In a move that dismayed some single-payer supporters, the Washington bill’s sponsors softened insurance industry opposition by contracting out the public plans to private carriers. They also included provider rate caps, which two major carriers supported.
“We felt (the rate cap approach) would most effectively reduce the cost of care and improve affordability for consumers,” said a spokeswoman for Premera Blue Cross.
Cody and others say the new Cascade Care plans should be able to offer premiums that are 5% to 10% lower than current individual plans by paying providers no more than 160% of Medicare rates—an estimated 10% to 30% less than plans are paying now. The bill includes special payment floors for primary-care physicians and rural critical-access hospitals—135% and 101% of Medicare rates, respectively.
The state will have the leeway to contract with plans that pay higher rates if the plans can show they couldn’t assemble an adequate provider network at the lower rates.

+ + + +

Apply what you read:
a. Answer these questions about the passage on Washington's Cascade Care bill:
(i) Which company does the quoted spokeswoman represent?
(ii) What is the most the new plans would pay providers, as a percentage of Medicare rates?
(iii) What payment floor does the bill set for rural critical-access hospitals?
b. Can you carry on the passage about Washington's Cascade Care bill, starting after its final sentence?

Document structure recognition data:

+ + + +

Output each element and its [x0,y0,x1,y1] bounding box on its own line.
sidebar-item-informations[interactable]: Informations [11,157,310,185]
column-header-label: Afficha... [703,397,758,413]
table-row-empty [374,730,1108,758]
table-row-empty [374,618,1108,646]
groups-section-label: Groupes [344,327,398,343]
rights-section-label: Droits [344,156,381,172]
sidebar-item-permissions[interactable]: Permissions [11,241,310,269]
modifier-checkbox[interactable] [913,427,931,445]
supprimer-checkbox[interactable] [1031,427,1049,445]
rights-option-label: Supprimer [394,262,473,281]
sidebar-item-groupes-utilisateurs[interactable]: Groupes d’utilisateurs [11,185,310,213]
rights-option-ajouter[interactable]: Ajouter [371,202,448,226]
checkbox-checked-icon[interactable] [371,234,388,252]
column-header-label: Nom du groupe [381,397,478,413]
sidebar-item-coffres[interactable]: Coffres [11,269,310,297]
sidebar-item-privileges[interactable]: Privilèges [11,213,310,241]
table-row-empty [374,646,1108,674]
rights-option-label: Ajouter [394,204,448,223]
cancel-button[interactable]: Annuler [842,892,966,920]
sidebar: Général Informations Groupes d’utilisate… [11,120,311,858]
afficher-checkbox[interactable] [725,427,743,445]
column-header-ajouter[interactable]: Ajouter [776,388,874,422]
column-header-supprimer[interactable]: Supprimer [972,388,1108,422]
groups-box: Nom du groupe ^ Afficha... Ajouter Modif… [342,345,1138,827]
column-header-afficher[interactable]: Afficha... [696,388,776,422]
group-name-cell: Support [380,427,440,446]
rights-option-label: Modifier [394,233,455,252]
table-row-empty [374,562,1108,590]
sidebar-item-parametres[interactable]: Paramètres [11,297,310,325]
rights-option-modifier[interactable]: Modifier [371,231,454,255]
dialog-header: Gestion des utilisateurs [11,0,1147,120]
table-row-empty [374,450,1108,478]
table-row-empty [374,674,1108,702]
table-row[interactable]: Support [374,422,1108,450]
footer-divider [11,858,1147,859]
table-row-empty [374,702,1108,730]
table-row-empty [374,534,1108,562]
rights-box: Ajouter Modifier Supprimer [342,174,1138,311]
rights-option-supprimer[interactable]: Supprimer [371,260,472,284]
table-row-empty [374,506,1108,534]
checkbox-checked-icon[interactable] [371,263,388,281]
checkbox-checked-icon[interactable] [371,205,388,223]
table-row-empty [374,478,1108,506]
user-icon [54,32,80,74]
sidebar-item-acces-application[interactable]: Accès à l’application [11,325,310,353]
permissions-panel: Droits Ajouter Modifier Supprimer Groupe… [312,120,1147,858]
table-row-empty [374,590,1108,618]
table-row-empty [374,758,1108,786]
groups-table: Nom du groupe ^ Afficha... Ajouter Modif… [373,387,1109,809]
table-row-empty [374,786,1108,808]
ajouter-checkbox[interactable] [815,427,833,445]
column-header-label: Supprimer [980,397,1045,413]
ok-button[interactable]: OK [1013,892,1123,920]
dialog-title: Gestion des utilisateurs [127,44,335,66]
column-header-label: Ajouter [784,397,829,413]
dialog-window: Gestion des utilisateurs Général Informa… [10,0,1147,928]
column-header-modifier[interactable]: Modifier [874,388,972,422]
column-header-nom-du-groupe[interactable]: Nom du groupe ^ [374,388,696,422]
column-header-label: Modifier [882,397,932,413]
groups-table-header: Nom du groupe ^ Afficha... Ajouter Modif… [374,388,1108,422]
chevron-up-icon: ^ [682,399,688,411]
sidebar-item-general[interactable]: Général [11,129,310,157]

+ + + +

Responses:
a.
(i) Premera Blue Cross
(ii) 160% of Medicare rates
(iii) 101% of Medicare rates

b.
To simplify consumer choice and encourage enrollment in plans with lower cost-sharing, the contracted plans would have standardized benefit designs for each metal tier.
Insurers say it’s not clear they will be able to form networks at the capped payment rates. They also are worried that the Cascade Care plans could negatively affect their other business in the individual, employer and Medicaid markets. They are particularly nervous that smaller employers might drop their health plans and shift employees into the cheaper public-option plans.
Those concerns were supported by a Milliman analysis commissioned by the Association of Washington Healthcare Plans. It projected that most individual-market customers would move to the new plans, and that a significant share of the employer group market also might migrate.
Milliman found that without a Section 1332 waiver, lower-income consumers who receive ACA premium subsidies would not see cost savings. Instead, the main beneficiaries of the new plans would be consumers who earn more than 400% of the federal poverty level, who make up about 17% of the 410,000 uninsured people in Washington.
Insurers also dislike the law’s provision allowing the state to consider tying a carrier’s participation in the public-option program to its continued participation in Medicaid and the state employee benefit programs. That was included to give the state leverage if carriers don’t bid for Cascade Care contracts.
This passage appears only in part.